→ AVAILABLE RECORDS

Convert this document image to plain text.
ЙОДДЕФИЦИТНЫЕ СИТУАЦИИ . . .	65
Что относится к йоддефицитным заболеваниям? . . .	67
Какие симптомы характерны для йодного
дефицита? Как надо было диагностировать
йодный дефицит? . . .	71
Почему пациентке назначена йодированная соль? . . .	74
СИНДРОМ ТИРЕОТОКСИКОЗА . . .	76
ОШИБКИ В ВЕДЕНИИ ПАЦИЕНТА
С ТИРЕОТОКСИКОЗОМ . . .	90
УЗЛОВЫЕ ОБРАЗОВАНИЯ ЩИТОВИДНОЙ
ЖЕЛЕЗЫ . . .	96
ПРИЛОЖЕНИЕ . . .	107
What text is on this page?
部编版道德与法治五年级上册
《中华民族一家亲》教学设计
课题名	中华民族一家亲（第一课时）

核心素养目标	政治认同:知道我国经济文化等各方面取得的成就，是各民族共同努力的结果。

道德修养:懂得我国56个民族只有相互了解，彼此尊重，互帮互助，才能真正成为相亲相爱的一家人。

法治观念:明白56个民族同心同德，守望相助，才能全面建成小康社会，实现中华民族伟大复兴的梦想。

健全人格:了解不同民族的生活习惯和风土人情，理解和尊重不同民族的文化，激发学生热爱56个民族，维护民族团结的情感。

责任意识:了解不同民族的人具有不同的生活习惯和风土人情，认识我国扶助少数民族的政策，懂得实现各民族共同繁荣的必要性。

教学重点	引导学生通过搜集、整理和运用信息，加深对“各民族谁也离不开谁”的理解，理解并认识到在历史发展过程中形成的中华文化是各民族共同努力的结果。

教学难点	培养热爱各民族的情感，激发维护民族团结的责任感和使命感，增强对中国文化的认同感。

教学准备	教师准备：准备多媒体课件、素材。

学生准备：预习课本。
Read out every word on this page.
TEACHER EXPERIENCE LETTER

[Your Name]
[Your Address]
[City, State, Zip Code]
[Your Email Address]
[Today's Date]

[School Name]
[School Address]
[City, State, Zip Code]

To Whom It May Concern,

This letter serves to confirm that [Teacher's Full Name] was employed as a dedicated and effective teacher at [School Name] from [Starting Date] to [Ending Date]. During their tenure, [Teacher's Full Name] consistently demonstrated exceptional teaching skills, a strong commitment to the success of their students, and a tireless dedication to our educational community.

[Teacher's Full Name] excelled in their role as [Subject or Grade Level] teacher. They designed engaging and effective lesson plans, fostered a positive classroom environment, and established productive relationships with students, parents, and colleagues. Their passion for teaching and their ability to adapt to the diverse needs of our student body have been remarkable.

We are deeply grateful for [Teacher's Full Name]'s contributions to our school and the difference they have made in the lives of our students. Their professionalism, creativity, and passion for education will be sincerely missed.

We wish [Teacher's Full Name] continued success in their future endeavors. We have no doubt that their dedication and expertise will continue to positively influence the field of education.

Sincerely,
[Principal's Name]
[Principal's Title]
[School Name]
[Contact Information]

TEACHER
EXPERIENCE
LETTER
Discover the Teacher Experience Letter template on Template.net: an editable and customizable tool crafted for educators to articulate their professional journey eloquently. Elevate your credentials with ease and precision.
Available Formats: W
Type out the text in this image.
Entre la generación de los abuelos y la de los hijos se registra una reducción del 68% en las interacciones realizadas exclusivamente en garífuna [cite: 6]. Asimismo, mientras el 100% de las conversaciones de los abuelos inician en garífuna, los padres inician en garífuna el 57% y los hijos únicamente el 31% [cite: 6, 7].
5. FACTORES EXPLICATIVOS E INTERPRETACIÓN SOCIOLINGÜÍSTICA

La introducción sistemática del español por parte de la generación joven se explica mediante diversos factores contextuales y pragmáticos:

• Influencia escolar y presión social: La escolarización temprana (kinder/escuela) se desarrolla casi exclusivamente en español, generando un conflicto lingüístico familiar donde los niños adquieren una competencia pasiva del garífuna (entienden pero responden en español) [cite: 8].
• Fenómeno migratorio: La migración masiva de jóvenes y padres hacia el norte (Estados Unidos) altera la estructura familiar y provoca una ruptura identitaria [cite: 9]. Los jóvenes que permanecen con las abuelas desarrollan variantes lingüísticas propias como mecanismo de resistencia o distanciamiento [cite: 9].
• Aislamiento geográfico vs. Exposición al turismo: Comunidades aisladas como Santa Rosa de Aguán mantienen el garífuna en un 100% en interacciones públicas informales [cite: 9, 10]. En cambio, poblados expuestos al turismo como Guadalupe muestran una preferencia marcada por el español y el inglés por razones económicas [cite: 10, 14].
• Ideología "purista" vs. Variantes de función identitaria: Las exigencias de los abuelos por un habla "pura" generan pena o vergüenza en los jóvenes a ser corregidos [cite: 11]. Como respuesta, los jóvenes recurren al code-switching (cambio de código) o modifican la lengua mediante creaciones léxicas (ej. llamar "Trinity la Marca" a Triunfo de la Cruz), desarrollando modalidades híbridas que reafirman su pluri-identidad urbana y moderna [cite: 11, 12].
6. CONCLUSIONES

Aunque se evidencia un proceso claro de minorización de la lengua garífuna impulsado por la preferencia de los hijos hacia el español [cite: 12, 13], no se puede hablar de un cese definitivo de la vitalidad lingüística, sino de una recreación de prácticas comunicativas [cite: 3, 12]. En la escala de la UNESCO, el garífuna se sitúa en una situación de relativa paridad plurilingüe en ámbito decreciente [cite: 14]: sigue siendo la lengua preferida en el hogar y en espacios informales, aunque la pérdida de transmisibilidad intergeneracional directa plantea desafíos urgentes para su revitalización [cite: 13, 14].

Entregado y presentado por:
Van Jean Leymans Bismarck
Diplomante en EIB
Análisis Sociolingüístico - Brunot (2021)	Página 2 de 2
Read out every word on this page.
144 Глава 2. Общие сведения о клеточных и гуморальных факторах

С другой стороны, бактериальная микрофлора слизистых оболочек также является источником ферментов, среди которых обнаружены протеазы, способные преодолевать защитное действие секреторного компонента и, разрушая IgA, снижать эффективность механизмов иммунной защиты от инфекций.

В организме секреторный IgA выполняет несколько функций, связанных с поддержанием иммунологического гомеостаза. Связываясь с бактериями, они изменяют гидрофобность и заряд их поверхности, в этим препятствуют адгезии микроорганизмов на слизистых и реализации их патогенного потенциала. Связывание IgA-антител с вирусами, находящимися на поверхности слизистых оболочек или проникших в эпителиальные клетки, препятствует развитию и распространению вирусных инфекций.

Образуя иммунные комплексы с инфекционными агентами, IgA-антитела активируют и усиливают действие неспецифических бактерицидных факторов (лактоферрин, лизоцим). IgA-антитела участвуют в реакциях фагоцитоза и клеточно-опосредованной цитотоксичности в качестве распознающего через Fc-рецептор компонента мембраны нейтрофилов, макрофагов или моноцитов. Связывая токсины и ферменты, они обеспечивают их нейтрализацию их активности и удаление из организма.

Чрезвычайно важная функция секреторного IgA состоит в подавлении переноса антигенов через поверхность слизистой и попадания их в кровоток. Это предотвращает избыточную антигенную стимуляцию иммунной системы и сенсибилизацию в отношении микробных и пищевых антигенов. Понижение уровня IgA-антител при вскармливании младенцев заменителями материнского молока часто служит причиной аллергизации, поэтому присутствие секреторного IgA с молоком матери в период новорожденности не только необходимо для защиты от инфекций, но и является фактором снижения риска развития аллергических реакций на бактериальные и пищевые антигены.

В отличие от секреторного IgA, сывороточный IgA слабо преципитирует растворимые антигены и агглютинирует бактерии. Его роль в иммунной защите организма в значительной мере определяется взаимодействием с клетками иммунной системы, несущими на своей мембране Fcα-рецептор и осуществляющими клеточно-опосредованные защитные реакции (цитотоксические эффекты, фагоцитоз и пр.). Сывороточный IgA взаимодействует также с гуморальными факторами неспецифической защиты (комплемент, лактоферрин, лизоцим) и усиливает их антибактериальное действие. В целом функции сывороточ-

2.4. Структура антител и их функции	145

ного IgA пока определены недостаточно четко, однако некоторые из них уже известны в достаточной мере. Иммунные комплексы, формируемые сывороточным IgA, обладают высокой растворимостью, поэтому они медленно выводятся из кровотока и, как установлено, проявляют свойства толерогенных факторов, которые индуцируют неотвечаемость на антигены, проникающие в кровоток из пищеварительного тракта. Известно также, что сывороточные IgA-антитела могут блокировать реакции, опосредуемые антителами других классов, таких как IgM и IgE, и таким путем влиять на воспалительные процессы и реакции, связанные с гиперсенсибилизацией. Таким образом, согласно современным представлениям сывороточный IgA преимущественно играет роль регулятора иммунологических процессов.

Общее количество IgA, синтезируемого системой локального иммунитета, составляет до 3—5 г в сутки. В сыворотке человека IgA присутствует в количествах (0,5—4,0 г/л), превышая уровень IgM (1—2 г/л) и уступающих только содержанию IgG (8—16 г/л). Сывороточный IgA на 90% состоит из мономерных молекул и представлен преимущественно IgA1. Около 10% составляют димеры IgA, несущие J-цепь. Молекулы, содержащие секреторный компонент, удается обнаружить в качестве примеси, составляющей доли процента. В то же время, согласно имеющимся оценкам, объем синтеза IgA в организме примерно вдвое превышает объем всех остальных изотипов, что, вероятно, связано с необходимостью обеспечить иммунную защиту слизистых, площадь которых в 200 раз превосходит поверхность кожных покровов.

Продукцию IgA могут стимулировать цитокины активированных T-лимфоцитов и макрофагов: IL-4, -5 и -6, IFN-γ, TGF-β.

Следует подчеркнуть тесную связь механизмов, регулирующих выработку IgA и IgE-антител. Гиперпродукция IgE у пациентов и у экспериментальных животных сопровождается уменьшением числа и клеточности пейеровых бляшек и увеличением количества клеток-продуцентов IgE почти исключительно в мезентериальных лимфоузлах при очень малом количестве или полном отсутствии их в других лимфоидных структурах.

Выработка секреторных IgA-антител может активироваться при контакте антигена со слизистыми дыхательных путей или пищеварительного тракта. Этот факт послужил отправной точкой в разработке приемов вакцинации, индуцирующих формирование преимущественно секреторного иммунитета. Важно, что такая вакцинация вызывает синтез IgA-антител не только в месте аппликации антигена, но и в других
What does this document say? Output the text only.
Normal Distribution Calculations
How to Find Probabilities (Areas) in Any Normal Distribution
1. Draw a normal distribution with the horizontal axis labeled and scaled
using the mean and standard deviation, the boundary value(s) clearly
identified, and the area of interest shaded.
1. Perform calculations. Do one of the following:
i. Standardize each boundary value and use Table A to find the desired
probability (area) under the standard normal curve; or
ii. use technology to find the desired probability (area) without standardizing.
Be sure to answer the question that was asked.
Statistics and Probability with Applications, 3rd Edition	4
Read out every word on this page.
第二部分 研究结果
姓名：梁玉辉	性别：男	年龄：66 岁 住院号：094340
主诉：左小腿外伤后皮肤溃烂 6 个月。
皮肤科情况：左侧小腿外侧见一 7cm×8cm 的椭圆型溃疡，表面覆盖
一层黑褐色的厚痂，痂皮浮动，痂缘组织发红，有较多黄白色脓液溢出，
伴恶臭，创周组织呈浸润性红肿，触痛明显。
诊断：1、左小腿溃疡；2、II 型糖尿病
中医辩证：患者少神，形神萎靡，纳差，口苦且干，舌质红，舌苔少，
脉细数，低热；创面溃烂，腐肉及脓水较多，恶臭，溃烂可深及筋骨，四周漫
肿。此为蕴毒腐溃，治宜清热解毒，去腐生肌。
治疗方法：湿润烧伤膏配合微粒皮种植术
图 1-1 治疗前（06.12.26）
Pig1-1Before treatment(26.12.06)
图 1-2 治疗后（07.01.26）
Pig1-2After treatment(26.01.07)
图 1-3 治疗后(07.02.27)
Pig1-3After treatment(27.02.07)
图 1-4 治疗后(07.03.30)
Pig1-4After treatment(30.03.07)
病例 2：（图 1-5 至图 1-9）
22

→ PROBLEM STATEMENT
From the records above, pull out each line that has "которых".

→ SOLUTION
С другой стороны, бактериальная микрофлора слизистых оболочек также является источником ферментов, среди которых обнаружены протеазы, способные преодолевать защитное действие секреторного компонента и, разрушая IgA, снижать эффективность механизмов иммунной защиты от инфекций.
Общее количество IgA, синтезируемого системой локального иммунитета, составляет до 3—5 г в сутки. В сыворотке человека IgA присутствует в количествах (0,5—4,0 г/л), превышая уровень IgM (1—2 г/л) и уступающих только содержанию IgG (8—16 г/л). Сывороточный IgA на 90% состоит из мономерных молекул и представлен преимущественно IgA1. Около 10% составляют димеры IgA, несущие J-цепь. Молекулы, содержащие секреторный компонент, удается обнаружить в качестве примеси, составляющей доли процента. В то же время, согласно имеющимся оценкам, объем синтеза IgA в организме примерно вдвое превышает объем всех остальных изотипов, что, вероятно, связано с необходимостью обеспечить иммунную защиту слизистых, площадь которых в 200 раз превосходит поверхность кожных покровов.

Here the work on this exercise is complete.